**Given instruction 1:**
Decide whether each statement below agrees with the article on capturing canvas and WebGL output as video. For each, answer yes or no and quote the exact words of the article that decide it.
(a) The author used a vert.x backend for the websocket server.
(b) The author found a free screen recording tool for Mac with good resolution but chose not to use it.
(c) The "frame" variable is used on the server side to keep the final movie in the correct sequence.
**Given instruction 2:**
Write what comes next in the article on capturing canvas and WebGL output as video, starting right after its final sentence.

Capture Canvas and WebGL output as video using websockets

About a month ago I got the request to create a video from one of the WebGL demos on this site (the rotating earth cube, showing population density). So, of course, I said yes, but creating high quality output of this animation wasn't as easy as I thought. I looked at a couple of screen recording tools, but none were available for Mac that were free, offered a good resolution and high enough frame rate. To be honest, I didn't really look that long since I thought it a good opportunity to see how I could get the content of just the single canvas/webgl element and export it to a movie.

So basically, after some looking around, I came across this link where someone used websockets to export the content of the canvas and save these captures individually. Finally at the server side we can use ffmpeg to convert these captures to a movie. This looked like an interesting approach, so I did pretty much the same thing. I, however, used a simple vert.x backend for the websocket server.

In this short article I'll walk you through the required steps and code, so you can easily set this up yourself.

Creating the client javascript code

The first thing we'll look at is the required code on the client side. The first thing we need to do here is set up a websocket:

 var ws = new WebSocket("ws://localhost:8889/");
    var frame = 0;
    var isOpen = false;
    ws.onopen = function(e) {
        console.log('opening');
        isOpen = true;
    };
    ws.onclose = function(e) {
        console.log('closing');
        console.log(e);
        isOpen = false;
    };
    ws.onerror = function(e) {
        console.log('error');
        console.log(e);
    }

Note that not all the functions need to be defined, it's just easier to spot issues when thing to wrong. Basically what this piece of code does, is that it opens up a websocket connection to "ws://localhost:8889" where our websocket server will be listening. If the connection is successful we set the isOpen to true. Note that we also define a "frame" variable here. This variable is used to keep track of the number of frame we sent and is used on the server side to ensure a correct sequence in the final movie. This piece of code goes at the top of our file and is executed before the rest of the javascript.

**Recorded information:**
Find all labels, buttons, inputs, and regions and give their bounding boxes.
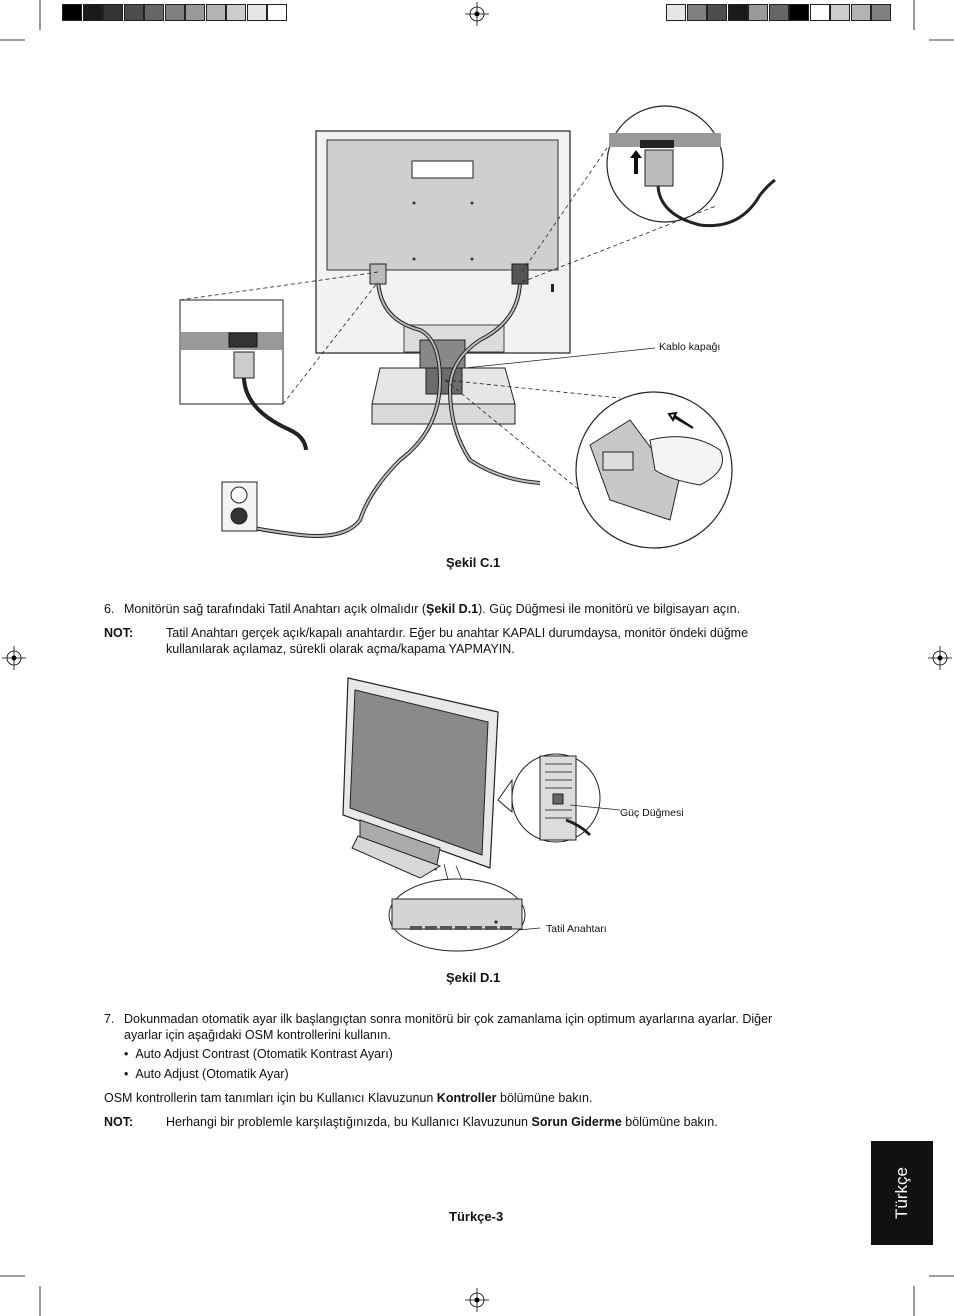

**Exercise response 1:**
(a) Yes: "I, however, used a simple vert.x backend for the websocket server."
(b) No: "none were available for Mac that were free, offered a good resolution and high enough frame rate."
(c) Yes: "is used on the server side to ensure a correct sequence in the final movie."

**Exercise response 2:**
When you create animations, you usually have a render loop. The render loop for this example looked like this:

   // render the scene
    function render() {
        var timer = Date.now() * 0.0001;
 
        camera.position.x = (Math.cos( timer ) *  1800);
        camera.position.z = (Math.sin( timer ) *  1800) ;
        camera.lookAt( scene.position );
 
        light.position = camera.position;
        light.lookAt(scene.position);
 
       renderer.render( scene, camera );
       requestAnimationFrame( render );
    }

Nothing to special. We just position the camera, move some lights around and render the scene. Furthermore we use requestAnimationFrame here to let the browser keep track of when to render the next frame. Even though we shouldn't do too much in this rendering loop, I've added to code to send the data to the websocket server in this function. A better approach would have been by using webworkers to send the frame asynchronously, but this approach worked well enough.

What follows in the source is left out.